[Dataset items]
------------------------------------
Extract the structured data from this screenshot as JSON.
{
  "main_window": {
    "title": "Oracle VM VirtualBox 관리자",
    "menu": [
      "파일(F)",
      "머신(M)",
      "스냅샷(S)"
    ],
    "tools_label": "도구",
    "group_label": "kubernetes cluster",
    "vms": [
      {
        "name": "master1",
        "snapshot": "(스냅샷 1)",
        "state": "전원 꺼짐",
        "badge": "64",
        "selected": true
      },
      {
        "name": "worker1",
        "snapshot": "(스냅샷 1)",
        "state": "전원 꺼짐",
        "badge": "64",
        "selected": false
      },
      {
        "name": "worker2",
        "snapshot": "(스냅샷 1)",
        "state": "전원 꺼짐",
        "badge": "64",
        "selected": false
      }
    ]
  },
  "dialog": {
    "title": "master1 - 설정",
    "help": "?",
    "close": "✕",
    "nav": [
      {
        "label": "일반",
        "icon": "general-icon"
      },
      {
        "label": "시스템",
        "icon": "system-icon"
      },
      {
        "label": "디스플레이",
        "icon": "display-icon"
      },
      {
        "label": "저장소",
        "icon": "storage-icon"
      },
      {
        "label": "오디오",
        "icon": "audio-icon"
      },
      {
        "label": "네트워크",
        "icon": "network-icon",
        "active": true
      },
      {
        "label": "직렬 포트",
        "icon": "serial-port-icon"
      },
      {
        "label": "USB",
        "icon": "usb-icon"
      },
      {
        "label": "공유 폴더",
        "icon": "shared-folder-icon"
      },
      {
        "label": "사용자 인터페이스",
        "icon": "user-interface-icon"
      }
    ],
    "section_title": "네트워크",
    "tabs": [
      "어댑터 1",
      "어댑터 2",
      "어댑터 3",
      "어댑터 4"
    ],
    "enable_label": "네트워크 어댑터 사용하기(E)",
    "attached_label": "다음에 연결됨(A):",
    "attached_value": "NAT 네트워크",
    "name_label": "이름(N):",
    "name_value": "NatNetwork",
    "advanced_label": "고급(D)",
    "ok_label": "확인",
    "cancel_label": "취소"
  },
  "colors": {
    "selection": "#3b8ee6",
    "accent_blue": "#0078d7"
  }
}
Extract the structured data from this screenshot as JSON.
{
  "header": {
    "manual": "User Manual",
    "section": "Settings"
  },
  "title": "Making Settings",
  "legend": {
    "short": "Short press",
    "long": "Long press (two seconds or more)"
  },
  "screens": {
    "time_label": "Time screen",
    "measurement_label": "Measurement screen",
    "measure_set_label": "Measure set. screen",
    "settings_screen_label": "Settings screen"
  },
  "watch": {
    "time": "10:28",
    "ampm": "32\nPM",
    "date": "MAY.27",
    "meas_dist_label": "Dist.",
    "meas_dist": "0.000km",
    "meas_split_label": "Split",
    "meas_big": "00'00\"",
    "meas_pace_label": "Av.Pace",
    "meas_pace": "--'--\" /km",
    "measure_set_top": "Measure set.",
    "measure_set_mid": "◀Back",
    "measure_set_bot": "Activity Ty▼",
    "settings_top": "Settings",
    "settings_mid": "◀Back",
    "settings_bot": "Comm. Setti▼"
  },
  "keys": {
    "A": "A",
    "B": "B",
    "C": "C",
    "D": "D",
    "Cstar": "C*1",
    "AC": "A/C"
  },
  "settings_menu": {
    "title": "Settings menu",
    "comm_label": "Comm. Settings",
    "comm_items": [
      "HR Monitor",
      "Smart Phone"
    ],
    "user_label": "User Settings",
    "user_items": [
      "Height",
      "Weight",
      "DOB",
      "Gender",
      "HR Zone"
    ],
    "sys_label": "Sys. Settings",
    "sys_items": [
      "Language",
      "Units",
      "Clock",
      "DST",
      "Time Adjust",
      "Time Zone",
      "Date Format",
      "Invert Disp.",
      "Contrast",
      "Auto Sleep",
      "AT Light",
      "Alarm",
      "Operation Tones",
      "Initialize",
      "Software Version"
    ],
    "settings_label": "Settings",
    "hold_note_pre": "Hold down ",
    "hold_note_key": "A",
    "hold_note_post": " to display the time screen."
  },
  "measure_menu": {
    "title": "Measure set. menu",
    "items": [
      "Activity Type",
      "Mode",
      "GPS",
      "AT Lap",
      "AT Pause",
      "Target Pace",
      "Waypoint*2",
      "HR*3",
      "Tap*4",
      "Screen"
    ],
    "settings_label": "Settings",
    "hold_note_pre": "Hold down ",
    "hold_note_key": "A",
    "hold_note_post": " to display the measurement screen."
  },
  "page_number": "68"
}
------------------------------------
Go back to the listing above and please repeat it exactly.

Solved exercise »
Extract the structured data from this screenshot as JSON.
{
  "main_window": {
    "title": "Oracle VM VirtualBox 관리자",
    "menu": [
      "파일(F)",
      "머신(M)",
      "스냅샷(S)"
    ],
    "tools_label": "도구",
    "group_label": "kubernetes cluster",
    "vms": [
      {
        "name": "master1",
        "snapshot": "(스냅샷 1)",
        "state": "전원 꺼짐",
        "badge": "64",
        "selected": true
      },
      {
        "name": "worker1",
        "snapshot": "(스냅샷 1)",
        "state": "전원 꺼짐",
        "badge": "64",
        "selected": false
      },
      {
        "name": "worker2",
        "snapshot": "(스냅샷 1)",
        "state": "전원 꺼짐",
        "badge": "64",
        "selected": false
      }
    ]
  },
  "dialog": {
    "title": "master1 - 설정",
    "help": "?",
    "close": "✕",
    "nav": [
      {
        "label": "일반",
        "icon": "general-icon"
      },
      {
        "label": "시스템",
        "icon": "system-icon"
      },
      {
        "label": "디스플레이",
        "icon": "display-icon"
      },
      {
        "label": "저장소",
        "icon": "storage-icon"
      },
      {
        "label": "오디오",
        "icon": "audio-icon"
      },
      {
        "label": "네트워크",
        "icon": "network-icon",
        "active": true
      },
      {
        "label": "직렬 포트",
        "icon": "serial-port-icon"
      },
      {
        "label": "USB",
        "icon": "usb-icon"
      },
      {
        "label": "공유 폴더",
        "icon": "shared-folder-icon"
      },
      {
        "label": "사용자 인터페이스",
        "icon": "user-interface-icon"
      }
    ],
    "section_title": "네트워크",
    "tabs": [
      "어댑터 1",
      "어댑터 2",
      "어댑터 3",
      "어댑터 4"
    ],
    "enable_label": "네트워크 어댑터 사용하기(E)",
    "attached_label": "다음에 연결됨(A):",
    "attached_value": "NAT 네트워크",
    "name_label": "이름(N):",
    "name_value": "NatNetwork",
    "advanced_label": "고급(D)",
    "ok_label": "확인",
    "cancel_label": "취소"
  },
  "colors": {
    "selection": "#3b8ee6",
    "accent_blue": "#0078d7"
  }
}
Extract the structured data from this screenshot as JSON.
{
  "header": {
    "manual": "User Manual",
    "section": "Settings"
  },
  "title": "Making Settings",
  "legend": {
    "short": "Short press",
    "long": "Long press (two seconds or more)"
  },
  "screens": {
    "time_label": "Time screen",
    "measurement_label": "Measurement screen",
    "measure_set_label": "Measure set. screen",
    "settings_screen_label": "Settings screen"
  },
  "watch": {
    "time": "10:28",
    "ampm": "32\nPM",
    "date": "MAY.27",
    "meas_dist_label": "Dist.",
    "meas_dist": "0.000km",
    "meas_split_label": "Split",
    "meas_big": "00'00\"",
    "meas_pace_label": "Av.Pace",
    "meas_pace": "--'--\" /km",
    "measure_set_top": "Measure set.",
    "measure_set_mid": "◀Back",
    "measure_set_bot": "Activity Ty▼",
    "settings_top": "Settings",
    "settings_mid": "◀Back",
    "settings_bot": "Comm. Setti▼"
  },
  "keys": {
    "A": "A",
    "B": "B",
    "C": "C",
    "D": "D",
    "Cstar": "C*1",
    "AC": "A/C"
  },
  "settings_menu": {
    "title": "Settings menu",
    "comm_label": "Comm. Settings",
    "comm_items": [
      "HR Monitor",
      "Smart Phone"
    ],
    "user_label": "User Settings",
    "user_items": [
      "Height",
      "Weight",
      "DOB",
      "Gender",
      "HR Zone"
    ],
    "sys_label": "Sys. Settings",
    "sys_items": [
      "Language",
      "Units",
      "Clock",
      "DST",
      "Time Adjust",
      "Time Zone",
      "Date Format",
      "Invert Disp.",
      "Contrast",
      "Auto Sleep",
      "AT Light",
      "Alarm",
      "Operation Tones",
      "Initialize",
      "Software Version"
    ],
    "settings_label": "Settings",
    "hold_note_pre": "Hold down ",
    "hold_note_key": "A",
    "hold_note_post": " to display the time screen."
  },
  "measure_menu": {
    "title": "Measure set. menu",
    "items": [
      "Activity Type",
      "Mode",
      "GPS",
      "AT Lap",
      "AT Pause",
      "Target Pace",
      "Waypoint*2",
      "HR*3",
      "Tap*4",
      "Screen"
    ],
    "settings_label": "Settings",
    "hold_note_pre": "Hold down ",
    "hold_note_key": "A",
    "hold_note_post": " to display the measurement screen."
  },
  "page_number": "68"
}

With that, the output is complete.